→ Given instruction
Write out the entries below once more, exactly.

→ Data section
::::::::
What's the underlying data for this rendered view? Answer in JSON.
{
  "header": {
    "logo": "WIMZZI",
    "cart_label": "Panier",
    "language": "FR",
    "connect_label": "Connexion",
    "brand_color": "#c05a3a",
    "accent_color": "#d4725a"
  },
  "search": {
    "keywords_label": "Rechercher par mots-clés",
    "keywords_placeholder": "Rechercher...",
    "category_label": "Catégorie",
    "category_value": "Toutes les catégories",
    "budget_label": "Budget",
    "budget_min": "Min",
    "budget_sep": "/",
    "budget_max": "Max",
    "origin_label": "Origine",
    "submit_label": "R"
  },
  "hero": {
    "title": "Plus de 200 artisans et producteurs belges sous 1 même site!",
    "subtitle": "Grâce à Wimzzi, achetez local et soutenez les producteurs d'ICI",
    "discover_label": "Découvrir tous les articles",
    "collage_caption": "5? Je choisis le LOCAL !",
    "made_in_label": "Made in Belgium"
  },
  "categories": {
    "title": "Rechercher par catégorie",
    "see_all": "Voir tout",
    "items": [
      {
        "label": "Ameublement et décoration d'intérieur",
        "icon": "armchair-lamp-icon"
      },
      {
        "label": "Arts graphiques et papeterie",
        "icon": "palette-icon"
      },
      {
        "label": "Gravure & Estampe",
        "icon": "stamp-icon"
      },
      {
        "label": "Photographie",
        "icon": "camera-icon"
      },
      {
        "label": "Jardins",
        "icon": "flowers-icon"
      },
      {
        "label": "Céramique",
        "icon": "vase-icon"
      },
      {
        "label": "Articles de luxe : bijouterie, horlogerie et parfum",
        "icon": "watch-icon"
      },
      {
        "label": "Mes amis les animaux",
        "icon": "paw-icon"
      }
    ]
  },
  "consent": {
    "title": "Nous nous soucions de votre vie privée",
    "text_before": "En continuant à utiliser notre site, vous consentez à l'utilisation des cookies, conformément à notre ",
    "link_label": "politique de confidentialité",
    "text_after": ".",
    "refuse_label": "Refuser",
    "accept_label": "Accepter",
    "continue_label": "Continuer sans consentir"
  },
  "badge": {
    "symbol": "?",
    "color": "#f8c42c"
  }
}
::::::::
→ Answer for the task
What's the underlying data for this rendered view? Answer in JSON.
{
  "header": {
    "logo": "WIMZZI",
    "cart_label": "Panier",
    "language": "FR",
    "connect_label": "Connexion",
    "brand_color": "#c05a3a",
    "accent_color": "#d4725a"
  },
  "search": {
    "keywords_label": "Rechercher par mots-clés",
    "keywords_placeholder": "Rechercher...",
    "category_label": "Catégorie",
    "category_value": "Toutes les catégories",
    "budget_label": "Budget",
    "budget_min": "Min",
    "budget_sep": "/",
    "budget_max": "Max",
    "origin_label": "Origine",
    "submit_label": "R"
  },
  "hero": {
    "title": "Plus de 200 artisans et producteurs belges sous 1 même site!",
    "subtitle": "Grâce à Wimzzi, achetez local et soutenez les producteurs d'ICI",
    "discover_label": "Découvrir tous les articles",
    "collage_caption": "5? Je choisis le LOCAL !",
    "made_in_label": "Made in Belgium"
  },
  "categories": {
    "title": "Rechercher par catégorie",
    "see_all": "Voir tout",
    "items": [
      {
        "label": "Ameublement et décoration d'intérieur",
        "icon": "armchair-lamp-icon"
      },
      {
        "label": "Arts graphiques et papeterie",
        "icon": "palette-icon"
      },
      {
        "label": "Gravure & Estampe",
        "icon": "stamp-icon"
      },
      {
        "label": "Photographie",
        "icon": "camera-icon"
      },
      {
        "label": "Jardins",
        "icon": "flowers-icon"
      },
      {
        "label": "Céramique",
        "icon": "vase-icon"
      },
      {
        "label": "Articles de luxe : bijouterie, horlogerie et parfum",
        "icon": "watch-icon"
      },
      {
        "label": "Mes amis les animaux",
        "icon": "paw-icon"
      }
    ]
  },
  "consent": {
    "title": "Nous nous soucions de votre vie privée",
    "text_before": "En continuant à utiliser notre site, vous consentez à l'utilisation des cookies, conformément à notre ",
    "link_label": "politique de confidentialité",
    "text_after": ".",
    "refuse_label": "Refuser",
    "accept_label": "Accepter",
    "continue_label": "Continuer sans consentir"
  },
  "badge": {
    "symbol": "?",
    "color": "#f8c42c"
  }
}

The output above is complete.